◆ TASK INSTRUCTIONS ◆
Exactly as given, repeat all of the entries.

Items from a dataset
_____
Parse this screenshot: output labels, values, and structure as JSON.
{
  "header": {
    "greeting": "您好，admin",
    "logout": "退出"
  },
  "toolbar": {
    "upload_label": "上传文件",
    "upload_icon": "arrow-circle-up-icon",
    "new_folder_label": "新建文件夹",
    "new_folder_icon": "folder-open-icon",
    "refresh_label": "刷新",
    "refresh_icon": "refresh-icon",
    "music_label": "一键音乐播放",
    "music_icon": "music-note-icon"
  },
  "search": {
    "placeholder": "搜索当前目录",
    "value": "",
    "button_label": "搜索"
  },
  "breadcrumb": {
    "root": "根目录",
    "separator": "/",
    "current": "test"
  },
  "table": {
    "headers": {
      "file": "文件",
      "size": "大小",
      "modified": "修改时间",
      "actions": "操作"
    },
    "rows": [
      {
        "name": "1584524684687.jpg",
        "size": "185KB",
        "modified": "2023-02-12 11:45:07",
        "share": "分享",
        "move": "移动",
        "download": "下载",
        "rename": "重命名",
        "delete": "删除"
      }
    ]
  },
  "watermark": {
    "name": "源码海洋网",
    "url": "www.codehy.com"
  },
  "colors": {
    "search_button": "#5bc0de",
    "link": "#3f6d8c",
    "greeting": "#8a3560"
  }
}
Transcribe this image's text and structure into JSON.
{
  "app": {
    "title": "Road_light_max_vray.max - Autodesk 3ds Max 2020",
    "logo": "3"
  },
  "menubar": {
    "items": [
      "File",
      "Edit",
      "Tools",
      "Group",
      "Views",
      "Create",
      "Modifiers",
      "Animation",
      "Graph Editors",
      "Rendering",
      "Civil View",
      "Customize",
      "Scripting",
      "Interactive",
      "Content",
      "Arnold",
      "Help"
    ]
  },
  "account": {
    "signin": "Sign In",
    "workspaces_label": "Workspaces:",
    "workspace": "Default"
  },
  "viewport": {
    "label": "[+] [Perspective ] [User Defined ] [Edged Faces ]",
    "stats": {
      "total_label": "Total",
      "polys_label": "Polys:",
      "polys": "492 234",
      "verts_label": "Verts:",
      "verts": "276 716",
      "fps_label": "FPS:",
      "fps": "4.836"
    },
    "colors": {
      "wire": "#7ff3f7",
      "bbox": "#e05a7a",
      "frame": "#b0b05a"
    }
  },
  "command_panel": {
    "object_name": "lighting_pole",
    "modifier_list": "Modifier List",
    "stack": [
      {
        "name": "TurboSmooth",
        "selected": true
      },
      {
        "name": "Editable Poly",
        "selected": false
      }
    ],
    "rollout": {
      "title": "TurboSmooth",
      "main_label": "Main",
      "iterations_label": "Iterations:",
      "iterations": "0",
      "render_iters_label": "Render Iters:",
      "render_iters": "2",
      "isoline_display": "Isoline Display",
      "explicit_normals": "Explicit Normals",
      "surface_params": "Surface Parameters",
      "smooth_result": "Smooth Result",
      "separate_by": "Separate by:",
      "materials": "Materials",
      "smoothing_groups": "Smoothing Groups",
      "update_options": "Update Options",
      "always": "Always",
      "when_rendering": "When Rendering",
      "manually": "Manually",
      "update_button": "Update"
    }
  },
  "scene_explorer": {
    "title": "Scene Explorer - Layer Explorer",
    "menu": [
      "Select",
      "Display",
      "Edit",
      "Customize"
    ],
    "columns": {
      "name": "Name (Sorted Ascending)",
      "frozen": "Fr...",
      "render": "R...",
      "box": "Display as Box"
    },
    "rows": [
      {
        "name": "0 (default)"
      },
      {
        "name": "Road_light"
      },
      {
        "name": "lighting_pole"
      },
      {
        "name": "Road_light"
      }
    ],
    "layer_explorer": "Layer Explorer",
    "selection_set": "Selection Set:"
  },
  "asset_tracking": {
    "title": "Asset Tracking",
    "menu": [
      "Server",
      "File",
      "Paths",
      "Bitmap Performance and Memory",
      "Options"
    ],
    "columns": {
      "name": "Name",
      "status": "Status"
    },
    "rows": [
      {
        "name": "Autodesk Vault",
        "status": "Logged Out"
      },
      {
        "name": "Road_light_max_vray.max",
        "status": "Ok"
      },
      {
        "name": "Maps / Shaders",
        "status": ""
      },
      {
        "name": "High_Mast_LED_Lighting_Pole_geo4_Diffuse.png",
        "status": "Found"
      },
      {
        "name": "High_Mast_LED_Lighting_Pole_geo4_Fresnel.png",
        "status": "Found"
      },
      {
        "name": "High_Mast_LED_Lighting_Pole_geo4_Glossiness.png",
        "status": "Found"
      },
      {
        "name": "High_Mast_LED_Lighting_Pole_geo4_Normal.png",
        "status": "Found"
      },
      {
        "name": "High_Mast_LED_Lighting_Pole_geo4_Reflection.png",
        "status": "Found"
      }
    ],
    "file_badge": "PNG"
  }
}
_____
◆ OUTPUT OF THE TASK ◆
Parse this screenshot: output labels, values, and structure as JSON.
{
  "header": {
    "greeting": "您好，admin",
    "logout": "退出"
  },
  "toolbar": {
    "upload_label": "上传文件",
    "upload_icon": "arrow-circle-up-icon",
    "new_folder_label": "新建文件夹",
    "new_folder_icon": "folder-open-icon",
    "refresh_label": "刷新",
    "refresh_icon": "refresh-icon",
    "music_label": "一键音乐播放",
    "music_icon": "music-note-icon"
  },
  "search": {
    "placeholder": "搜索当前目录",
    "value": "",
    "button_label": "搜索"
  },
  "breadcrumb": {
    "root": "根目录",
    "separator": "/",
    "current": "test"
  },
  "table": {
    "headers": {
      "file": "文件",
      "size": "大小",
      "modified": "修改时间",
      "actions": "操作"
    },
    "rows": [
      {
        "name": "1584524684687.jpg",
        "size": "185KB",
        "modified": "2023-02-12 11:45:07",
        "share": "分享",
        "move": "移动",
        "download": "下载",
        "rename": "重命名",
        "delete": "删除"
      }
    ]
  },
  "watermark": {
    "name": "源码海洋网",
    "url": "www.codehy.com"
  },
  "colors": {
    "search_button": "#5bc0de",
    "link": "#3f6d8c",
    "greeting": "#8a3560"
  }
}
Transcribe this image's text and structure into JSON.
{
  "app": {
    "title": "Road_light_max_vray.max - Autodesk 3ds Max 2020",
    "logo": "3"
  },
  "menubar": {
    "items": [
      "File",
      "Edit",
      "Tools",
      "Group",
      "Views",
      "Create",
      "Modifiers",
      "Animation",
      "Graph Editors",
      "Rendering",
      "Civil View",
      "Customize",
      "Scripting",
      "Interactive",
      "Content",
      "Arnold",
      "Help"
    ]
  },
  "account": {
    "signin": "Sign In",
    "workspaces_label": "Workspaces:",
    "workspace": "Default"
  },
  "viewport": {
    "label": "[+] [Perspective ] [User Defined ] [Edged Faces ]",
    "stats": {
      "total_label": "Total",
      "polys_label": "Polys:",
      "polys": "492 234",
      "verts_label": "Verts:",
      "verts": "276 716",
      "fps_label": "FPS:",
      "fps": "4.836"
    },
    "colors": {
      "wire": "#7ff3f7",
      "bbox": "#e05a7a",
      "frame": "#b0b05a"
    }
  },
  "command_panel": {
    "object_name": "lighting_pole",
    "modifier_list": "Modifier List",
    "stack": [
      {
        "name": "TurboSmooth",
        "selected": true
      },
      {
        "name": "Editable Poly",
        "selected": false
      }
    ],
    "rollout": {
      "title": "TurboSmooth",
      "main_label": "Main",
      "iterations_label": "Iterations:",
      "iterations": "0",
      "render_iters_label": "Render Iters:",
      "render_iters": "2",
      "isoline_display": "Isoline Display",
      "explicit_normals": "Explicit Normals",
      "surface_params": "Surface Parameters",
      "smooth_result": "Smooth Result",
      "separate_by": "Separate by:",
      "materials": "Materials",
      "smoothing_groups": "Smoothing Groups",
      "update_options": "Update Options",
      "always": "Always",
      "when_rendering": "When Rendering",
      "manually": "Manually",
      "update_button": "Update"
    }
  },
  "scene_explorer": {
    "title": "Scene Explorer - Layer Explorer",
    "menu": [
      "Select",
      "Display",
      "Edit",
      "Customize"
    ],
    "columns": {
      "name": "Name (Sorted Ascending)",
      "frozen": "Fr...",
      "render": "R...",
      "box": "Display as Box"
    },
    "rows": [
      {
        "name": "0 (default)"
      },
      {
        "name": "Road_light"
      },
      {
        "name": "lighting_pole"
      },
      {
        "name": "Road_light"
      }
    ],
    "layer_explorer": "Layer Explorer",
    "selection_set": "Selection Set:"
  },
  "asset_tracking": {
    "title": "Asset Tracking",
    "menu": [
      "Server",
      "File",
      "Paths",
      "Bitmap Performance and Memory",
      "Options"
    ],
    "columns": {
      "name": "Name",
      "status": "Status"
    },
    "rows": [
      {
        "name": "Autodesk Vault",
        "status": "Logged Out"
      },
      {
        "name": "Road_light_max_vray.max",
        "status": "Ok"
      },
      {
        "name": "Maps / Shaders",
        "status": ""
      },
      {
        "name": "High_Mast_LED_Lighting_Pole_geo4_Diffuse.png",
        "status": "Found"
      },
      {
        "name": "High_Mast_LED_Lighting_Pole_geo4_Fresnel.png",
        "status": "Found"
      },
      {
        "name": "High_Mast_LED_Lighting_Pole_geo4_Glossiness.png",
        "status": "Found"
      },
      {
        "name": "High_Mast_LED_Lighting_Pole_geo4_Normal.png",
        "status": "Found"
      },
      {
        "name": "High_Mast_LED_Lighting_Pole_geo4_Reflection.png",
        "status": "Found"
      }
    ],
    "file_badge": "PNG"
  }
}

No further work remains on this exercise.